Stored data
_____
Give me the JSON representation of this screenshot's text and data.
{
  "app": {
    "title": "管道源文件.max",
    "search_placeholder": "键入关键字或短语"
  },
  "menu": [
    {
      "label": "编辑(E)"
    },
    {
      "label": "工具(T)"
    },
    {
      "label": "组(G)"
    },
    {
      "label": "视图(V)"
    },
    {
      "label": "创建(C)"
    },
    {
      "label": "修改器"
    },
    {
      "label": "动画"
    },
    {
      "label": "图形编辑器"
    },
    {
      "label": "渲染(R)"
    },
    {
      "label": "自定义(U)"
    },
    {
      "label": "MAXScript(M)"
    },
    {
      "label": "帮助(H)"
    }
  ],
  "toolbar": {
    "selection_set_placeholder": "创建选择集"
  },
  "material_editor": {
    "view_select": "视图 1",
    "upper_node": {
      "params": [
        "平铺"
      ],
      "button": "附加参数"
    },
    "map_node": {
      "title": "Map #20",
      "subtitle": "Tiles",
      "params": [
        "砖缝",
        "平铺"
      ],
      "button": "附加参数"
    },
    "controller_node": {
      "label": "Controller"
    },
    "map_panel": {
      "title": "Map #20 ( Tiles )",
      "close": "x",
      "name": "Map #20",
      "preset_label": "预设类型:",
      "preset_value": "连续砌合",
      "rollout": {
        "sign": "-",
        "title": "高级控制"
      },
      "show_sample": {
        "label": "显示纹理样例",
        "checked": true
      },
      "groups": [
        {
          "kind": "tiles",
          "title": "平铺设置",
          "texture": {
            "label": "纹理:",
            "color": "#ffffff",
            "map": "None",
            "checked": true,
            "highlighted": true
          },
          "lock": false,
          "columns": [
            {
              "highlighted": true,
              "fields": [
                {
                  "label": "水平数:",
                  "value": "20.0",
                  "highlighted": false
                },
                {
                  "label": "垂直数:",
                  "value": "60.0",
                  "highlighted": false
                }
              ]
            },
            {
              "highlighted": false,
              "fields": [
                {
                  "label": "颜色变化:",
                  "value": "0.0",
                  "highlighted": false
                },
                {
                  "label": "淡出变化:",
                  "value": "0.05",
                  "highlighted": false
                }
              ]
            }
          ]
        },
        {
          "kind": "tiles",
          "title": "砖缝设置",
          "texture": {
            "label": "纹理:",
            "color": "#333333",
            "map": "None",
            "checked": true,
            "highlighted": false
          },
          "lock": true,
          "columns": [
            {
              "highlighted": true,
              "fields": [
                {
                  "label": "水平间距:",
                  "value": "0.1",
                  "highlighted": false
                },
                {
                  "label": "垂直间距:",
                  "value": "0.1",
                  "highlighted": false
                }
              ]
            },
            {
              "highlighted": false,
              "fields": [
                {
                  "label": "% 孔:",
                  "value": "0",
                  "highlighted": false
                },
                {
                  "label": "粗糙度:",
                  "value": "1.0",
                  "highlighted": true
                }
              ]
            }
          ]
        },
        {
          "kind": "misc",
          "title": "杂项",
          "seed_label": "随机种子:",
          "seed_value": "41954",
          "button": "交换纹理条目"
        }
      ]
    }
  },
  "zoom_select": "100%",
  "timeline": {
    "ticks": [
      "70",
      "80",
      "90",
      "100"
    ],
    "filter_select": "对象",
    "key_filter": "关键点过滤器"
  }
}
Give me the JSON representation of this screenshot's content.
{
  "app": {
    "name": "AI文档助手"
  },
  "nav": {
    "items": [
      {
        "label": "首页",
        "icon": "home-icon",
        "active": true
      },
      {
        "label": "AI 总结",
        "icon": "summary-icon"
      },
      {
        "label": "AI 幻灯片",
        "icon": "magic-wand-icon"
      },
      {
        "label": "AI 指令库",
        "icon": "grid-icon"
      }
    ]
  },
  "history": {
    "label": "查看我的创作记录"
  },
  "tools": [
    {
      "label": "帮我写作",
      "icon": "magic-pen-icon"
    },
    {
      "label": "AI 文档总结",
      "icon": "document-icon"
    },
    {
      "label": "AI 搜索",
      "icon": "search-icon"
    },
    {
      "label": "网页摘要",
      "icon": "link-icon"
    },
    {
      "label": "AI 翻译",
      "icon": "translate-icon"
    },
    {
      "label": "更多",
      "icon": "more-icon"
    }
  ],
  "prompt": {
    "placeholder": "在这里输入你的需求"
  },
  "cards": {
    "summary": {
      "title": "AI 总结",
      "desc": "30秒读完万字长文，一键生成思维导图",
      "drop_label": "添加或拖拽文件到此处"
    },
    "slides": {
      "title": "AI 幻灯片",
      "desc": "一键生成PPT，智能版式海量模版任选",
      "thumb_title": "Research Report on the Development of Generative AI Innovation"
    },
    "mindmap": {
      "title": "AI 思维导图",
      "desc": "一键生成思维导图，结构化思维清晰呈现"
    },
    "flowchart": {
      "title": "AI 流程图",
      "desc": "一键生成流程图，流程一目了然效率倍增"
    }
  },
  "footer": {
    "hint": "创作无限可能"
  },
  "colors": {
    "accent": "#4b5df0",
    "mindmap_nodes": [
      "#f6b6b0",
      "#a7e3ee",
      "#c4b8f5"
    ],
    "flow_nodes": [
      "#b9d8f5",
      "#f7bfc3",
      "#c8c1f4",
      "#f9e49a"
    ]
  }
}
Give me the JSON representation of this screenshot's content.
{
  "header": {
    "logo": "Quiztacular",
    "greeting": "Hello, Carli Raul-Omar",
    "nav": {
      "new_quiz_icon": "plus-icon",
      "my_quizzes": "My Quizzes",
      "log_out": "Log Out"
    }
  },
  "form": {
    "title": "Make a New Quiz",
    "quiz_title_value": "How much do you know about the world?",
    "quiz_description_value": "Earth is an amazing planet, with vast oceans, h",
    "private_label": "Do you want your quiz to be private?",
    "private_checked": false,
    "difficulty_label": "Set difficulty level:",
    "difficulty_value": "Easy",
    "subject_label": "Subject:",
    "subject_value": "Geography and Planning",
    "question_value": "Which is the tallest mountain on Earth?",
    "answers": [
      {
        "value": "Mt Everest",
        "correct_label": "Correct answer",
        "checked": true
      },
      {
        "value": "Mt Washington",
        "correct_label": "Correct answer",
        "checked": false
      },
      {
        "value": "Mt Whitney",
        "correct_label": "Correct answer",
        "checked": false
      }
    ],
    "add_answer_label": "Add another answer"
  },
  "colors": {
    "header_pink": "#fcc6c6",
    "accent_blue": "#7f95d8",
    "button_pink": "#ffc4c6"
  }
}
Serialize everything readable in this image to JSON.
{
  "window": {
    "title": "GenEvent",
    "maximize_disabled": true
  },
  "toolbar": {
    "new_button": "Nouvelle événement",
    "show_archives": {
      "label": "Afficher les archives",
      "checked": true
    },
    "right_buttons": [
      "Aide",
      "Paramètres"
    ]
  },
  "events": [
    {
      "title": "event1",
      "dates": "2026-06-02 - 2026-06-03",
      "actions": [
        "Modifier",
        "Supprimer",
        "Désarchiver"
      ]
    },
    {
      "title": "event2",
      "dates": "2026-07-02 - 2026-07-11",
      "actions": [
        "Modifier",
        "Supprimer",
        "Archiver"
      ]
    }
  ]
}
_____
◆ **WRITTEN PROBLEM**: Read the entries and select each line where the word "icon" is found.

◆ **EXERCISE ANSWER**:
        "icon": "home-icon",
        "icon": "summary-icon"
        "icon": "magic-wand-icon"
        "icon": "grid-icon"
      "icon": "magic-pen-icon"
      "icon": "document-icon"
      "icon": "search-icon"
      "icon": "link-icon"
      "icon": "translate-icon"
      "icon": "more-icon"
      "new_quiz_icon": "plus-icon",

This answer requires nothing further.